• [What is asked]
Gather every line that includes the word "hukum", please.

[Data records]
#####
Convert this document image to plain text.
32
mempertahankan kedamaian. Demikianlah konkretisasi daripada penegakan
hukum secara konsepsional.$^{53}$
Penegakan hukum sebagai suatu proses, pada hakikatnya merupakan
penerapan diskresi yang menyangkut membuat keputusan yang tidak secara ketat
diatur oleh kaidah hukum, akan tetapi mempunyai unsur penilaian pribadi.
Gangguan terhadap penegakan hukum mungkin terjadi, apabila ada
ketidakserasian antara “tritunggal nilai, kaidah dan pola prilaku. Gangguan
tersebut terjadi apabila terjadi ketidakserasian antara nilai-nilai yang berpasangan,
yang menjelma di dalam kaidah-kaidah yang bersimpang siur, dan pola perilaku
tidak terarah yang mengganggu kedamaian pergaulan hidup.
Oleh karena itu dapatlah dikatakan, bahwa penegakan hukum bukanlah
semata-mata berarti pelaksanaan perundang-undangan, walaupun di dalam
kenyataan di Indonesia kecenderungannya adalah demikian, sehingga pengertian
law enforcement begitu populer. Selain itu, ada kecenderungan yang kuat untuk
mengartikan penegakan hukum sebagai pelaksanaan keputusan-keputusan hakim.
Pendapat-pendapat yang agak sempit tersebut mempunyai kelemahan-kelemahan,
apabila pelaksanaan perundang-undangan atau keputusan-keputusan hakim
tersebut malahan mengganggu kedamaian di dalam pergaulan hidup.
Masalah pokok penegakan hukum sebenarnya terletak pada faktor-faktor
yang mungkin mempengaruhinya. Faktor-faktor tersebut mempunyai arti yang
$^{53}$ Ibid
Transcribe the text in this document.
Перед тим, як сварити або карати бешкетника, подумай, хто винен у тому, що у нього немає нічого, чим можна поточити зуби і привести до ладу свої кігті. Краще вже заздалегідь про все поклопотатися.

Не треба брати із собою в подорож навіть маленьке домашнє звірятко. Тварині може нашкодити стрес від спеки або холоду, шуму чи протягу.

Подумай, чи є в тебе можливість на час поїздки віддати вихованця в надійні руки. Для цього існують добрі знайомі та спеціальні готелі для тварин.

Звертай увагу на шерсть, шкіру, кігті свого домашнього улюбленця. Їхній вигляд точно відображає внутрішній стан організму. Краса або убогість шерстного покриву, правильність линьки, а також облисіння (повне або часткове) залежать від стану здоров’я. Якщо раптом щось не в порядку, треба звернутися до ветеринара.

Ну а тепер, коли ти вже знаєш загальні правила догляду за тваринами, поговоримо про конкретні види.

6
#####
• [Worked answer]
hukum secara konsepsional.$^{53}$
Penegakan hukum sebagai suatu proses, pada hakikatnya merupakan
diatur oleh kaidah hukum, akan tetapi mempunyai unsur penilaian pribadi.
Gangguan terhadap penegakan hukum mungkin terjadi, apabila ada
Oleh karena itu dapatlah dikatakan, bahwa penegakan hukum bukanlah
mengartikan penegakan hukum sebagai pelaksanaan keputusan-keputusan hakim.
Masalah pokok penegakan hukum sebenarnya terletak pada faktor-faktor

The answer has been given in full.